* **DATASET EXCERPTS**:
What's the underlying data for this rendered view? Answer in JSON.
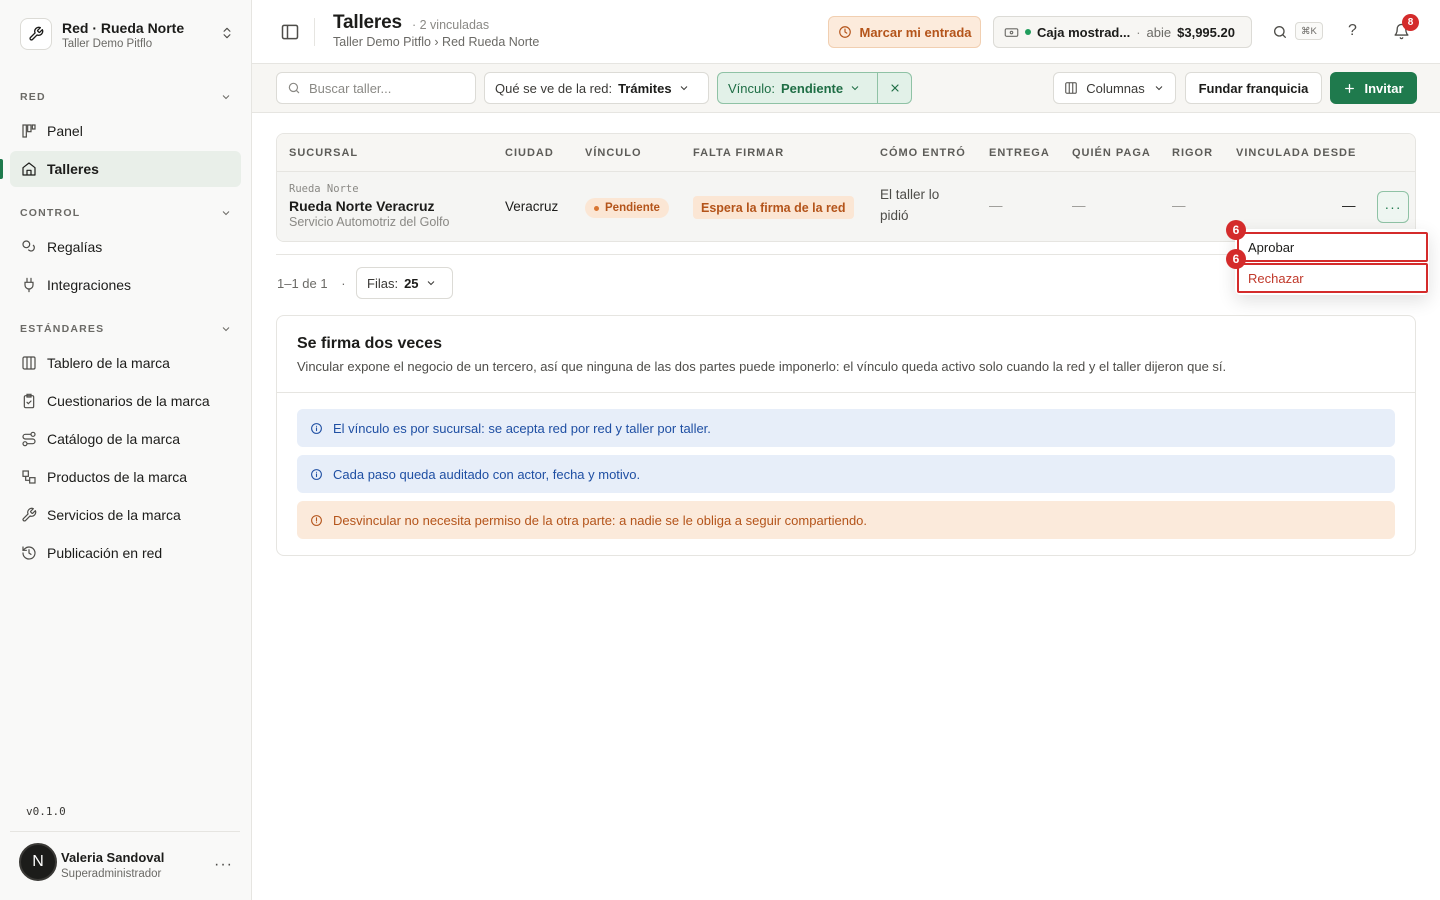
{
  "org": {
    "name": "Red · Rueda Norte",
    "subtitle": "Taller Demo Pitflo"
  },
  "sidebar": {
    "sections": [
      {
        "label": "RED"
      },
      {
        "label": "CONTROL"
      },
      {
        "label": "ESTÁNDARES"
      }
    ],
    "items": [
      {
        "label": "Panel",
        "icon": "chart-icon"
      },
      {
        "label": "Talleres",
        "icon": "home-icon",
        "active": true
      },
      {
        "label": "Regalías",
        "icon": "coins-icon"
      },
      {
        "label": "Integraciones",
        "icon": "plug-icon"
      },
      {
        "label": "Tablero de la marca",
        "icon": "columns-icon"
      },
      {
        "label": "Cuestionarios de la marca",
        "icon": "clipboard-icon"
      },
      {
        "label": "Catálogo de la marca",
        "icon": "route-icon"
      },
      {
        "label": "Productos de la marca",
        "icon": "boxes-icon"
      },
      {
        "label": "Servicios de la marca",
        "icon": "wrench-icon"
      },
      {
        "label": "Publicación en red",
        "icon": "history-icon"
      }
    ],
    "version": "v0.1.0",
    "user": {
      "initial": "N",
      "name": "Valeria Sandoval",
      "role": "Superadministrador"
    }
  },
  "header": {
    "title": "Talleres",
    "count": "· 2 vinculadas",
    "breadcrumb": "Taller Demo Pitflo › Red Rueda Norte",
    "entrada_label": "Marcar mi entrada",
    "caja": {
      "name": "Caja mostrad...",
      "sep": "·",
      "state": "abie",
      "amount": "$3,995.20"
    },
    "kbd": "⌘K",
    "help": "?",
    "notifications": "8"
  },
  "filters": {
    "search_placeholder": "Buscar taller...",
    "red_label": "Qué se ve de la red:",
    "red_value": "Trámites",
    "vinculo_label": "Vínculo:",
    "vinculo_value": "Pendiente",
    "columns_label": "Columnas",
    "fundar_label": "Fundar franquicia",
    "invitar_label": "Invitar"
  },
  "table": {
    "headers": [
      "SUCURSAL",
      "CIUDAD",
      "VÍNCULO",
      "FALTA FIRMAR",
      "CÓMO ENTRÓ",
      "ENTREGA",
      "QUIÉN PAGA",
      "RIGOR",
      "VINCULADA DESDE"
    ],
    "row": {
      "network": "Rueda Norte",
      "name": "Rueda Norte Veracruz",
      "business": "Servicio Automotriz del Golfo",
      "city": "Veracruz",
      "vinculo": "Pendiente",
      "falta_firmar": "Espera la firma de la red",
      "como_entro_1": "El taller lo",
      "como_entro_2": "pidió",
      "entrega": "—",
      "quien_paga": "—",
      "rigor": "—",
      "vinculada_desde": "—",
      "actions": "···"
    }
  },
  "pagination": {
    "range": "1–1 de 1",
    "sep": "·",
    "rows_label": "Filas:",
    "rows_value": "25"
  },
  "menu": {
    "approve": "Aprobar",
    "reject": "Rechazar",
    "badge": "6"
  },
  "info": {
    "title": "Se firma dos veces",
    "description": "Vincular expone el negocio de un tercero, así que ninguna de las dos partes puede imponerlo: el vínculo queda activo solo cuando la red y el taller dijeron que sí.",
    "alerts": [
      {
        "text": "El vínculo es por sucursal: se acepta red por red y taller por taller.",
        "kind": "info"
      },
      {
        "text": "Cada paso queda auditado con actor, fecha y motivo.",
        "kind": "info"
      },
      {
        "text": "Desvincular no necesita permiso de la otra parte: a nadie se le obliga a seguir compartiendo.",
        "kind": "warn"
      }
    ]
  },
  "colors": {
    "accent": "#1f7a4d",
    "warning": "#b4541a",
    "danger": "#d42b2b",
    "info": "#1f4fa3"
  }
}
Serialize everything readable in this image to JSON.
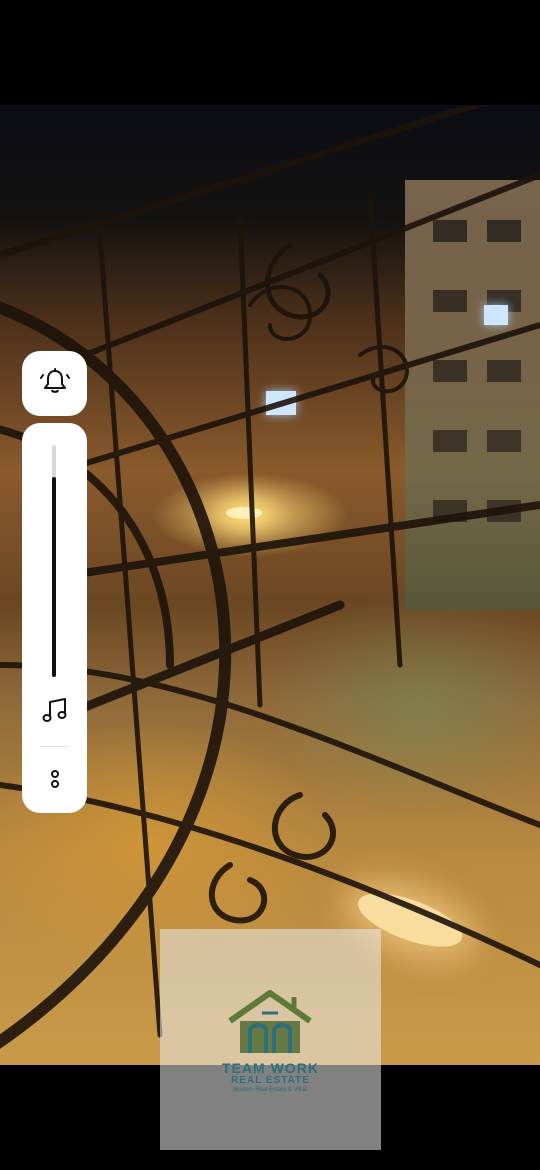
{
  "controls": {
    "ringer_icon": "bell-icon",
    "volume_level": 0.86,
    "music_icon": "music-note-icon",
    "more_icon": "more-options-icon"
  },
  "watermark": {
    "title": "TEAM WORK",
    "subtitle": "REAL ESTATE",
    "tagline": "Modern Real Estate & Villas",
    "brand_color": "#2d6f7a",
    "roof_color": "#5d7a3a"
  }
}
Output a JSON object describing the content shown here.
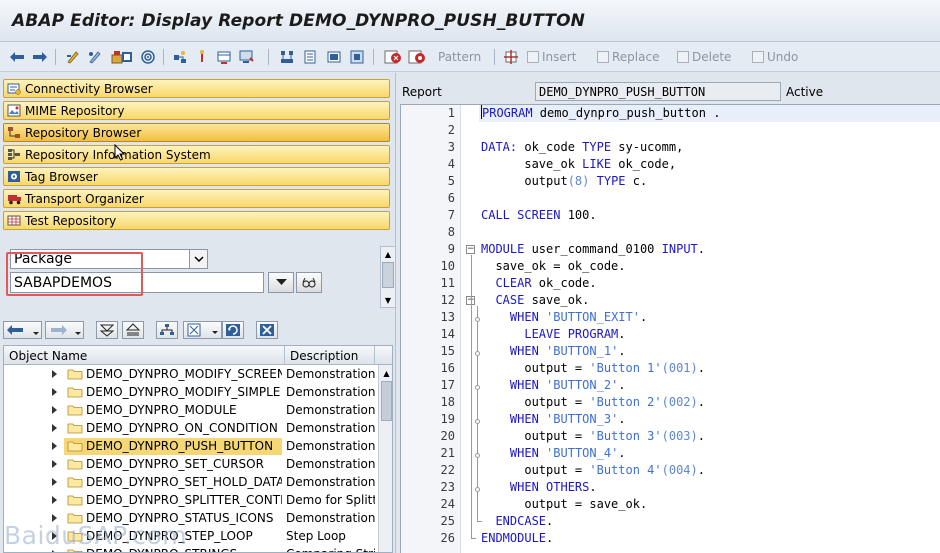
{
  "window": {
    "title": "ABAP Editor: Display Report DEMO_DYNPRO_PUSH_BUTTON"
  },
  "toolbar": {
    "buttons": [
      "back-icon",
      "forward-icon",
      "other-object-icon",
      "display-change-icon",
      "active-inactive-icon",
      "object-list-icon",
      "where-used-icon",
      "navigation-window-icon",
      "enhance-icon",
      "check-icon",
      "activate-icon",
      "test-icon",
      "display-object-list-icon",
      "breakpoint-icon",
      "help-icon"
    ],
    "pattern_label": "Pattern",
    "insert_label": "Insert",
    "replace_label": "Replace",
    "delete_label": "Delete",
    "undo_label": "Undo",
    "pretty_printer_icon": "pretty-printer-icon"
  },
  "navigator": {
    "items": [
      {
        "label": "Connectivity Browser",
        "icon": "connectivity-icon"
      },
      {
        "label": "MIME Repository",
        "icon": "mime-icon"
      },
      {
        "label": "Repository Browser",
        "icon": "repository-browser-icon",
        "active": true
      },
      {
        "label": "Repository Information System",
        "icon": "info-system-icon"
      },
      {
        "label": "Tag Browser",
        "icon": "tag-icon"
      },
      {
        "label": "Transport Organizer",
        "icon": "transport-icon"
      },
      {
        "label": "Test Repository",
        "icon": "test-repository-icon"
      }
    ]
  },
  "object_selection": {
    "type_value": "Package",
    "name_value": "SABAPDEMOS"
  },
  "tree": {
    "columns": [
      "Object Name",
      "Description"
    ],
    "rows": [
      {
        "name": "DEMO_DYNPRO_MODIFY_SCREEN",
        "desc": "Demonstration c"
      },
      {
        "name": "DEMO_DYNPRO_MODIFY_SIMPLE",
        "desc": "Demonstration f"
      },
      {
        "name": "DEMO_DYNPRO_MODULE",
        "desc": "Demonstration c"
      },
      {
        "name": "DEMO_DYNPRO_ON_CONDITION",
        "desc": "Demonstration f"
      },
      {
        "name": "DEMO_DYNPRO_PUSH_BUTTON",
        "desc": "Demonstration f",
        "selected": true
      },
      {
        "name": "DEMO_DYNPRO_SET_CURSOR",
        "desc": "Demonstration f"
      },
      {
        "name": "DEMO_DYNPRO_SET_HOLD_DATA",
        "desc": "Demonstration f"
      },
      {
        "name": "DEMO_DYNPRO_SPLITTER_CONTRO",
        "desc": "Demo for Splitte"
      },
      {
        "name": "DEMO_DYNPRO_STATUS_ICONS",
        "desc": "Demonstration f"
      },
      {
        "name": "DEMO_DYNPRO_STEP_LOOP",
        "desc": "Step Loop"
      },
      {
        "name": "DEMO_DYNPRO_STRINGS",
        "desc": "Comparing Strin"
      }
    ]
  },
  "editor": {
    "report_label": "Report",
    "report_name": "DEMO_DYNPRO_PUSH_BUTTON",
    "status": "Active",
    "lines": [
      "1",
      "2",
      "3",
      "4",
      "5",
      "6",
      "7",
      "8",
      "9",
      "10",
      "11",
      "12",
      "13",
      "14",
      "15",
      "16",
      "17",
      "18",
      "19",
      "20",
      "21",
      "22",
      "23",
      "24",
      "25",
      "26"
    ]
  },
  "watermark": "BaiduSAP.com"
}
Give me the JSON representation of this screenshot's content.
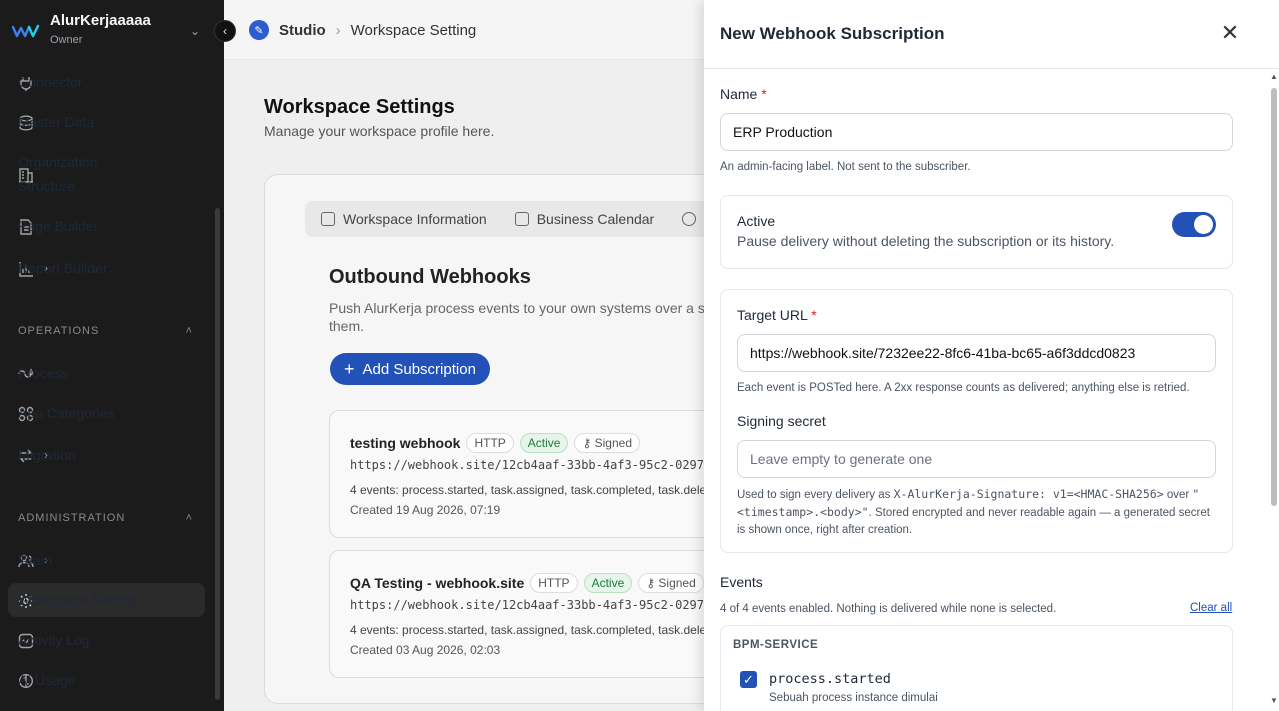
{
  "sidebar": {
    "workspace_name": "AlurKerjaaaaa",
    "workspace_role": "Owner",
    "items_top": [
      {
        "label": "Connector"
      },
      {
        "label": "Master Data"
      },
      {
        "label": "Organization Structure"
      },
      {
        "label": "Page Builder"
      },
      {
        "label": "Report Builder"
      }
    ],
    "section_operations": "OPERATIONS",
    "items_operations": [
      {
        "label": "Process"
      },
      {
        "label": "App Categories"
      },
      {
        "label": "Migration"
      }
    ],
    "section_administration": "ADMINISTRATION",
    "items_admin": [
      {
        "label": "Team"
      },
      {
        "label": "Workspace Setting"
      },
      {
        "label": "Activity Log"
      },
      {
        "label": "AI Usage"
      }
    ]
  },
  "breadcrumb": {
    "root": "Studio",
    "current": "Workspace Setting"
  },
  "page": {
    "title": "Workspace Settings",
    "subtitle": "Manage your workspace profile here.",
    "tabs": [
      "Workspace Information",
      "Business Calendar"
    ],
    "webhooks_title": "Outbound Webhooks",
    "webhooks_desc": "Push AlurKerja process events to your own systems over a si",
    "webhooks_desc2": "them.",
    "add_label": "Add Subscription",
    "subscriptions": [
      {
        "name": "testing webhook",
        "protocol": "HTTP",
        "status": "Active",
        "signed": "Signed",
        "url": "https://webhook.site/12cb4aaf-33bb-4af3-95c2-0297",
        "events": "4 events: process.started, task.assigned, task.completed, task.dele",
        "created": "Created 19 Aug 2026, 07:19"
      },
      {
        "name": "QA Testing - webhook.site",
        "protocol": "HTTP",
        "status": "Active",
        "signed": "Signed",
        "url": "https://webhook.site/12cb4aaf-33bb-4af3-95c2-0297",
        "events": "4 events: process.started, task.assigned, task.completed, task.dele",
        "created": "Created 03 Aug 2026, 02:03"
      }
    ]
  },
  "panel": {
    "title": "New Webhook Subscription",
    "name_label": "Name",
    "name_value": "ERP Production",
    "name_hint": "An admin-facing label. Not sent to the subscriber.",
    "active_label": "Active",
    "active_desc": "Pause delivery without deleting the subscription or its history.",
    "active_on": true,
    "target_label": "Target URL",
    "target_value": "https://webhook.site/7232ee22-8fc6-41ba-bc65-a6f3ddcd0823",
    "target_hint": "Each event is POSTed here. A 2xx response counts as delivered; anything else is retried.",
    "secret_label": "Signing secret",
    "secret_placeholder": "Leave empty to generate one",
    "secret_hint_1": "Used to sign every delivery as",
    "secret_hint_code1": "X-AlurKerja-Signature: v1=<HMAC-SHA256>",
    "secret_hint_2": "over",
    "secret_hint_code2": "\"<timestamp>.<body>\"",
    "secret_hint_3": ". Stored encrypted and never readable again — a generated secret is shown once, right after creation.",
    "events_label": "Events",
    "events_summary": "4 of 4 events enabled. Nothing is delivered while none is selected.",
    "clear_all": "Clear all",
    "group_label": "BPM-SERVICE",
    "event_name": "process.started",
    "event_desc": "Sebuah process instance dimulai"
  },
  "colors": {
    "accent": "#2251b8",
    "sidebar_bg": "#1b1b1b",
    "active_green": "#1f7a3a"
  }
}
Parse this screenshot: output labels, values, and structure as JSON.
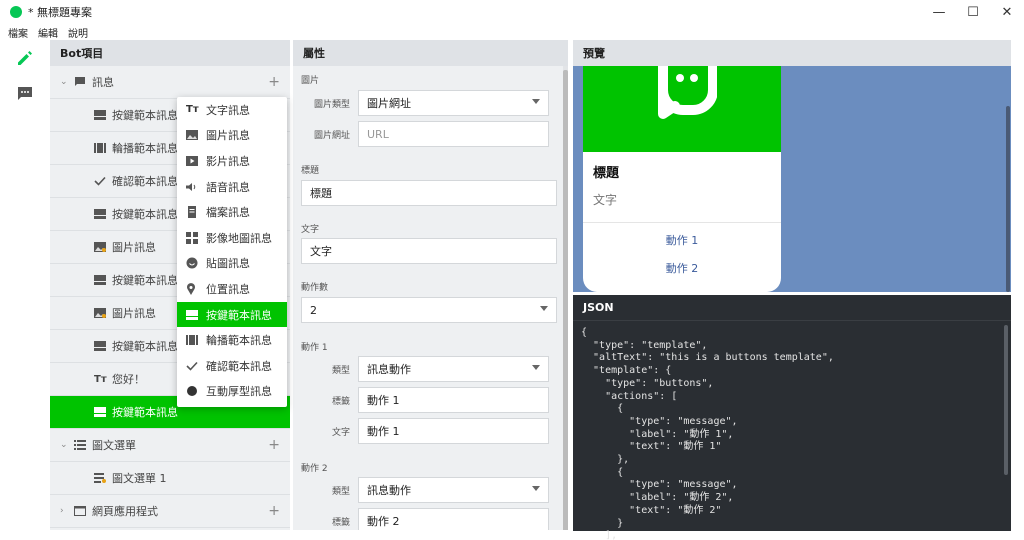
{
  "window": {
    "title": "* 無標題專案",
    "buttons": {
      "minimize": "—",
      "maximize": "☐",
      "close": "✕"
    }
  },
  "menu": [
    "檔案",
    "編輯",
    "說明"
  ],
  "rail": {
    "icons": [
      "pencil-icon",
      "chat-bubble-icon"
    ],
    "accent": "#06c755"
  },
  "left": {
    "header": "Bot項目",
    "groups": [
      {
        "label": "訊息",
        "children": [
          {
            "label": "按鍵範本訊息",
            "icon": "buttons-icon"
          },
          {
            "label": "輪播範本訊息",
            "icon": "carousel-icon"
          },
          {
            "label": "確認範本訊息",
            "icon": "check-icon"
          },
          {
            "label": "按鍵範本訊息",
            "icon": "buttons-icon"
          },
          {
            "label": "圖片訊息",
            "icon": "image-icon"
          },
          {
            "label": "按鍵範本訊息",
            "icon": "buttons-icon"
          },
          {
            "label": "圖片訊息",
            "icon": "image-icon"
          },
          {
            "label": "按鍵範本訊息",
            "icon": "buttons-icon"
          },
          {
            "label": "您好！",
            "icon": "text-icon"
          },
          {
            "label": "按鍵範本訊息",
            "icon": "buttons-icon",
            "selected": true
          }
        ]
      },
      {
        "label": "圖文選單",
        "children": [
          {
            "label": "圖文選單 1",
            "icon": "richmenu-icon"
          }
        ]
      },
      {
        "label": "網頁應用程式",
        "children": []
      }
    ]
  },
  "popup": [
    {
      "label": "文字訊息",
      "icon": "text-icon"
    },
    {
      "label": "圖片訊息",
      "icon": "image-icon"
    },
    {
      "label": "影片訊息",
      "icon": "video-icon"
    },
    {
      "label": "語音訊息",
      "icon": "audio-icon"
    },
    {
      "label": "檔案訊息",
      "icon": "file-icon"
    },
    {
      "label": "影像地圖訊息",
      "icon": "imagemap-icon"
    },
    {
      "label": "貼圖訊息",
      "icon": "sticker-icon"
    },
    {
      "label": "位置訊息",
      "icon": "location-icon"
    },
    {
      "label": "按鍵範本訊息",
      "icon": "buttons-icon",
      "active": true
    },
    {
      "label": "輪播範本訊息",
      "icon": "carousel-icon"
    },
    {
      "label": "確認範本訊息",
      "icon": "check-icon"
    },
    {
      "label": "互動厚型訊息",
      "icon": "flex-icon"
    }
  ],
  "properties": {
    "header": "屬性",
    "image_section": "圖片",
    "image_type_label": "圖片類型",
    "image_type_value": "圖片網址",
    "image_url_label": "圖片網址",
    "image_url_placeholder": "URL",
    "title_section": "標題",
    "title_value": "標題",
    "text_section": "文字",
    "text_value": "文字",
    "action_count_section": "動作數",
    "action_count_value": "2",
    "action1_section": "動作 1",
    "action1_type_label": "類型",
    "action1_type_value": "訊息動作",
    "action1_label_label": "標籤",
    "action1_label_value": "動作 1",
    "action1_text_label": "文字",
    "action1_text_value": "動作 1",
    "action2_section": "動作 2",
    "action2_type_label": "類型",
    "action2_type_value": "訊息動作",
    "action2_label_label": "標籤",
    "action2_label_value": "動作 2"
  },
  "preview": {
    "header": "預覽",
    "card_title": "標題",
    "card_text": "文字",
    "actions": [
      "動作 1",
      "動作 2"
    ],
    "hero_color": "#00c300",
    "background": "#6b8dbf"
  },
  "json_panel": {
    "header": "JSON",
    "code": "{\n  \"type\": \"template\",\n  \"altText\": \"this is a buttons template\",\n  \"template\": {\n    \"type\": \"buttons\",\n    \"actions\": [\n      {\n        \"type\": \"message\",\n        \"label\": \"動作 1\",\n        \"text\": \"動作 1\"\n      },\n      {\n        \"type\": \"message\",\n        \"label\": \"動作 2\",\n        \"text\": \"動作 2\"\n      }\n    ],"
  }
}
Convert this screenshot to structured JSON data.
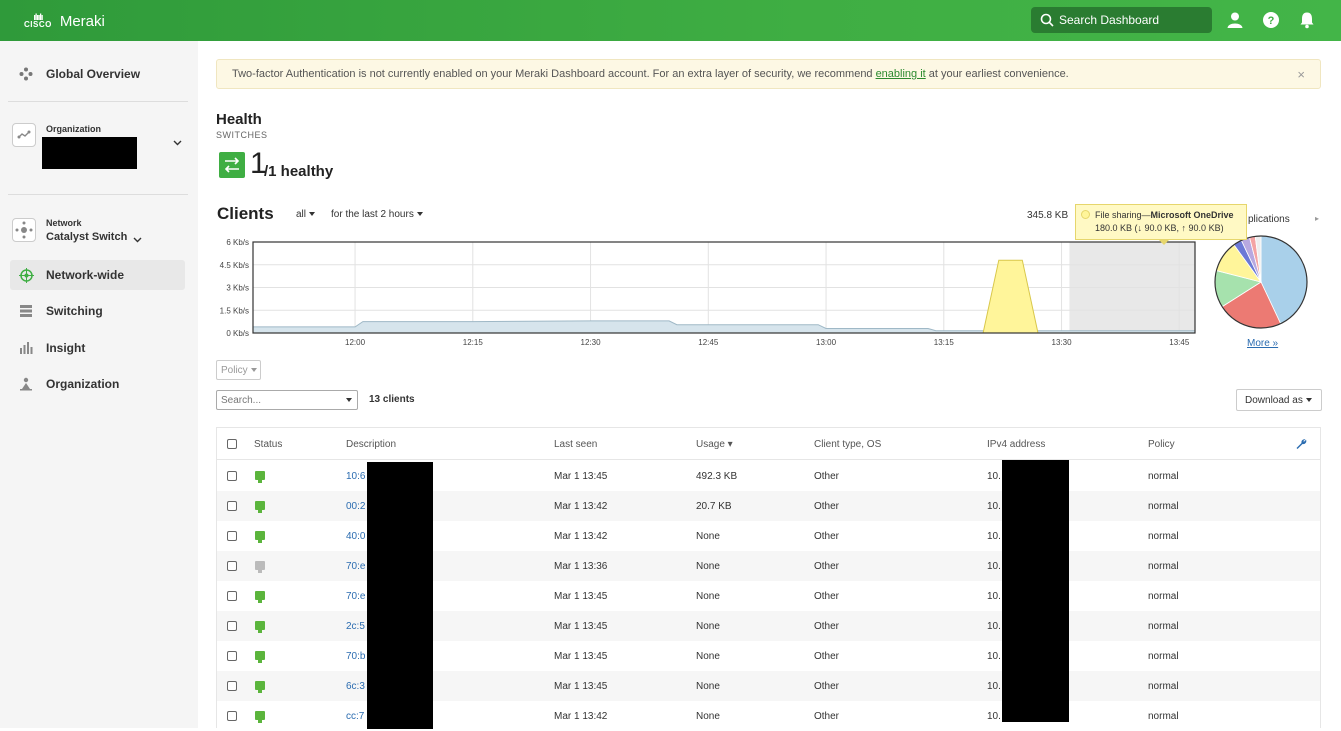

* **REQUEST**:
Scan the entries above and work out how many lines include the word "delivery"; the reply is that number alone.

* **RESULT**:
2